▶ **Goal**
Collect every line below that contains the word "arrow".

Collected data
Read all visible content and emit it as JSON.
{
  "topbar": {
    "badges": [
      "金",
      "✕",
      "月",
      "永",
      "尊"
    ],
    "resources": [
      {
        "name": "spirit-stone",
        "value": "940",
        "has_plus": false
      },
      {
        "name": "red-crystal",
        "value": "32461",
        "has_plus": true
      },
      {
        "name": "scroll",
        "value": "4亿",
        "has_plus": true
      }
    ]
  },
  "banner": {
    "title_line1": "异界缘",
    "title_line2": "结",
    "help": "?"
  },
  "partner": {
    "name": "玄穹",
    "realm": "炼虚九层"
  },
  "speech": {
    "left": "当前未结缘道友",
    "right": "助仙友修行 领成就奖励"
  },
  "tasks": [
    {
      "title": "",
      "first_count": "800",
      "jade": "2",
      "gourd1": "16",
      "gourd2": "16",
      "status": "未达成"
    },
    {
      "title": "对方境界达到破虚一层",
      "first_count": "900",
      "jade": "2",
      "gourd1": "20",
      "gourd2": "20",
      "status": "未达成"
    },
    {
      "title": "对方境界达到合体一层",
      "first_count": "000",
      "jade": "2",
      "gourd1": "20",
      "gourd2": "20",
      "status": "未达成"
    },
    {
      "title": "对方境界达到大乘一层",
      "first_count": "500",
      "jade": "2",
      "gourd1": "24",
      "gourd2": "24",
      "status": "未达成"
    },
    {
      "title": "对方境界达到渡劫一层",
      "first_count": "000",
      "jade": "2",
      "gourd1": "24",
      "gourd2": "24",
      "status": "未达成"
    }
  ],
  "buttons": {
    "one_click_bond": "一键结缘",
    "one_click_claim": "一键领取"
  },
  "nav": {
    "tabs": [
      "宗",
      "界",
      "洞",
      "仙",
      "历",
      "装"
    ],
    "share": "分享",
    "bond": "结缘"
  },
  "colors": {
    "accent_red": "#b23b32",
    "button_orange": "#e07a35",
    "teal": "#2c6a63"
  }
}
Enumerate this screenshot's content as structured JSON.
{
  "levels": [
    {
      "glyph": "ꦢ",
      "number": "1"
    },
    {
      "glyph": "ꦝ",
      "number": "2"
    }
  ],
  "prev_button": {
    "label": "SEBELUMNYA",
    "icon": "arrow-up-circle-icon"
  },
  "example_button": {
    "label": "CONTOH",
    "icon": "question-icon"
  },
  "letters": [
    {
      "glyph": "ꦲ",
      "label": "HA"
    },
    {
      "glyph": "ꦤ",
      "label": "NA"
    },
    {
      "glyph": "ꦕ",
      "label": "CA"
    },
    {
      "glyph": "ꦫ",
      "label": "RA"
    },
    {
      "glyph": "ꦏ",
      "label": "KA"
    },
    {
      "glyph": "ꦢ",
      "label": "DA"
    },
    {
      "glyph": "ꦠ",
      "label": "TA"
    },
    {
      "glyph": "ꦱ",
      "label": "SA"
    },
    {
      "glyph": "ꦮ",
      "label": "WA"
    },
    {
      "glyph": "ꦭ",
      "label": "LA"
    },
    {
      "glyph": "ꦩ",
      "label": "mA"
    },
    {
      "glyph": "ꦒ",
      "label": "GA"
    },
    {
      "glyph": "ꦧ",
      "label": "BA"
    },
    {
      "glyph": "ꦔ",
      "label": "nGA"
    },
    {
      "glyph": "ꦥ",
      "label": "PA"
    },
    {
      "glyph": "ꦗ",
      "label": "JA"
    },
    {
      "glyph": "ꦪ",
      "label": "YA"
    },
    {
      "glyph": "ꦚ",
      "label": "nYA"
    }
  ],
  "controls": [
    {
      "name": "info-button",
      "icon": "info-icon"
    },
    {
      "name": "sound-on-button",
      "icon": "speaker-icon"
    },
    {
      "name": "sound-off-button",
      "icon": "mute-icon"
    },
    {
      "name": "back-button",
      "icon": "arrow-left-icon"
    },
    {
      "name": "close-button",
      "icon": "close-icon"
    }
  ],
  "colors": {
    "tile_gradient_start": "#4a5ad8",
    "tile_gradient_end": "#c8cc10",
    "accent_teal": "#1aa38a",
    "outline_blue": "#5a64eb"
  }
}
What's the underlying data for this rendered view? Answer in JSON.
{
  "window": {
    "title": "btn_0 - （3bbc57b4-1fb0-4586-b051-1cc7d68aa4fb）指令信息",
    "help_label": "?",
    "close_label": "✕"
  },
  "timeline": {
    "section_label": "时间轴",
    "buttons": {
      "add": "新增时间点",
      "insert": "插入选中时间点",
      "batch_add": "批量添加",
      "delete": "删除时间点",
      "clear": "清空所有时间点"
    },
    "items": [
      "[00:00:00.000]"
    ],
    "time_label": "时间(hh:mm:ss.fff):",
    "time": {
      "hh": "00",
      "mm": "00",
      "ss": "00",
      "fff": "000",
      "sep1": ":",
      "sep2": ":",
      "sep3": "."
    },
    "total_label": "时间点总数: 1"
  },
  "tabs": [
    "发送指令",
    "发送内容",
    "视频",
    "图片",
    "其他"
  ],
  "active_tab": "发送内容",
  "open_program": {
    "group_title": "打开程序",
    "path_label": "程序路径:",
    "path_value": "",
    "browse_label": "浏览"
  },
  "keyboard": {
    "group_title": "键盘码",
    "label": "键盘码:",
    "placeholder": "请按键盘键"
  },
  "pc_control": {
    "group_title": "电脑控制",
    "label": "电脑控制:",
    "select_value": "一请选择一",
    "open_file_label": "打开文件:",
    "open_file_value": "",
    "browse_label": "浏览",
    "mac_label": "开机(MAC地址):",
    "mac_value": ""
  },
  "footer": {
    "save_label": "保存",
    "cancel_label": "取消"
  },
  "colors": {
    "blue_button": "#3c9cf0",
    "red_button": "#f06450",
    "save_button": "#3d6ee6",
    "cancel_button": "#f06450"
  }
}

▶ **Correct result**
    "icon": "arrow-up-circle-icon"
      "icon": "arrow-left-icon"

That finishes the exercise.